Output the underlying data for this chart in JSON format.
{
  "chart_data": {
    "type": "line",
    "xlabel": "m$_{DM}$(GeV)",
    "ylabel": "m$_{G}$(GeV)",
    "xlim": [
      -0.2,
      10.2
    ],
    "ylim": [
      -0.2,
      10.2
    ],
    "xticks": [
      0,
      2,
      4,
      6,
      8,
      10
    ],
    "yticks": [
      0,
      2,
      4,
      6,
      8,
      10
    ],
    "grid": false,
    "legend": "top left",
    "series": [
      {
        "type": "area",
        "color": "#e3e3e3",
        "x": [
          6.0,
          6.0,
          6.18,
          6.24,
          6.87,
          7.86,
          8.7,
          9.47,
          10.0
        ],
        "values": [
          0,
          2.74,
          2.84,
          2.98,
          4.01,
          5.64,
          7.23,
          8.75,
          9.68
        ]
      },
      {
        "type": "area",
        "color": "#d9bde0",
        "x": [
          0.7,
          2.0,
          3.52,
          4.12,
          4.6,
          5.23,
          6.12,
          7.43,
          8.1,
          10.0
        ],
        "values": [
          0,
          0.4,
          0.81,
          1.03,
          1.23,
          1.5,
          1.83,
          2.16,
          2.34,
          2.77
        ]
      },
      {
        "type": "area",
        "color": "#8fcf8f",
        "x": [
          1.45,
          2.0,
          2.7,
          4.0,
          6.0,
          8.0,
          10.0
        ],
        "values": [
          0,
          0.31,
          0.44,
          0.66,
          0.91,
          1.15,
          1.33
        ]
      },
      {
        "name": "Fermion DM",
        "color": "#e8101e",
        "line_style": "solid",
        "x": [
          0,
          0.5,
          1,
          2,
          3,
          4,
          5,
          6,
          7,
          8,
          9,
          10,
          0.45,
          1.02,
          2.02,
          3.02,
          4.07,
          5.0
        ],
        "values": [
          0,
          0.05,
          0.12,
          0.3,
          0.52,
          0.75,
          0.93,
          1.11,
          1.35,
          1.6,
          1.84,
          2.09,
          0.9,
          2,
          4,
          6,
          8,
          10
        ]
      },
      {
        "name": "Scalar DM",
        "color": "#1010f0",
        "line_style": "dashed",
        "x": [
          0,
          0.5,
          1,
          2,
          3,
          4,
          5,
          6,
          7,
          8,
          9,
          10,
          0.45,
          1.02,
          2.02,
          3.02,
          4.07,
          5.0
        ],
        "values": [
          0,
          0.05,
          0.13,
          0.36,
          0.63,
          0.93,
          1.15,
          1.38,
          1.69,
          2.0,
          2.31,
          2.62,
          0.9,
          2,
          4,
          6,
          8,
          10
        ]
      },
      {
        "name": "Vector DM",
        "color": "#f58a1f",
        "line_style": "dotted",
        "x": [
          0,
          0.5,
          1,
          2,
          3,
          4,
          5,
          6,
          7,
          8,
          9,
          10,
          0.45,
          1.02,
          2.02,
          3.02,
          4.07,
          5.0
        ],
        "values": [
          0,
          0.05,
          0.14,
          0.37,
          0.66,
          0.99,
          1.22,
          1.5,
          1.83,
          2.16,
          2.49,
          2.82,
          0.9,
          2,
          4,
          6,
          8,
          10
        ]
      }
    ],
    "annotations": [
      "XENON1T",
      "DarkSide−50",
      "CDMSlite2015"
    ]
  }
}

• • •

— WHAT IS BEING ASKED —
Repeat the records exactly, including every line.

— WRITTEN RESPONSE —
Output the underlying data for this chart in JSON format.
{
  "chart_data": {
    "type": "line",
    "xlabel": "m$_{DM}$(GeV)",
    "ylabel": "m$_{G}$(GeV)",
    "xlim": [
      -0.2,
      10.2
    ],
    "ylim": [
      -0.2,
      10.2
    ],
    "xticks": [
      0,
      2,
      4,
      6,
      8,
      10
    ],
    "yticks": [
      0,
      2,
      4,
      6,
      8,
      10
    ],
    "grid": false,
    "legend": "top left",
    "series": [
      {
        "type": "area",
        "color": "#e3e3e3",
        "x": [
          6.0,
          6.0,
          6.18,
          6.24,
          6.87,
          7.86,
          8.7,
          9.47,
          10.0
        ],
        "values": [
          0,
          2.74,
          2.84,
          2.98,
          4.01,
          5.64,
          7.23,
          8.75,
          9.68
        ]
      },
      {
        "type": "area",
        "color": "#d9bde0",
        "x": [
          0.7,
          2.0,
          3.52,
          4.12,
          4.6,
          5.23,
          6.12,
          7.43,
          8.1,
          10.0
        ],
        "values": [
          0,
          0.4,
          0.81,
          1.03,
          1.23,
          1.5,
          1.83,
          2.16,
          2.34,
          2.77
        ]
      },
      {
        "type": "area",
        "color": "#8fcf8f",
        "x": [
          1.45,
          2.0,
          2.7,
          4.0,
          6.0,
          8.0,
          10.0
        ],
        "values": [
          0,
          0.31,
          0.44,
          0.66,
          0.91,
          1.15,
          1.33
        ]
      },
      {
        "name": "Fermion DM",
        "color": "#e8101e",
        "line_style": "solid",
        "x": [
          0,
          0.5,
          1,
          2,
          3,
          4,
          5,
          6,
          7,
          8,
          9,
          10,
          0.45,
          1.02,
          2.02,
          3.02,
          4.07,
          5.0
        ],
        "values": [
          0,
          0.05,
          0.12,
          0.3,
          0.52,
          0.75,
          0.93,
          1.11,
          1.35,
          1.6,
          1.84,
          2.09,
          0.9,
          2,
          4,
          6,
          8,
          10
        ]
      },
      {
        "name": "Scalar DM",
        "color": "#1010f0",
        "line_style": "dashed",
        "x": [
          0,
          0.5,
          1,
          2,
          3,
          4,
          5,
          6,
          7,
          8,
          9,
          10,
          0.45,
          1.02,
          2.02,
          3.02,
          4.07,
          5.0
        ],
        "values": [
          0,
          0.05,
          0.13,
          0.36,
          0.63,
          0.93,
          1.15,
          1.38,
          1.69,
          2.0,
          2.31,
          2.62,
          0.9,
          2,
          4,
          6,
          8,
          10
        ]
      },
      {
        "name": "Vector DM",
        "color": "#f58a1f",
        "line_style": "dotted",
        "x": [
          0,
          0.5,
          1,
          2,
          3,
          4,
          5,
          6,
          7,
          8,
          9,
          10,
          0.45,
          1.02,
          2.02,
          3.02,
          4.07,
          5.0
        ],
        "values": [
          0,
          0.05,
          0.14,
          0.37,
          0.66,
          0.99,
          1.22,
          1.5,
          1.83,
          2.16,
          2.49,
          2.82,
          0.9,
          2,
          4,
          6,
          8,
          10
        ]
      }
    ],
    "annotations": [
      "XENON1T",
      "DarkSide−50",
      "CDMSlite2015"
    ]
  }
}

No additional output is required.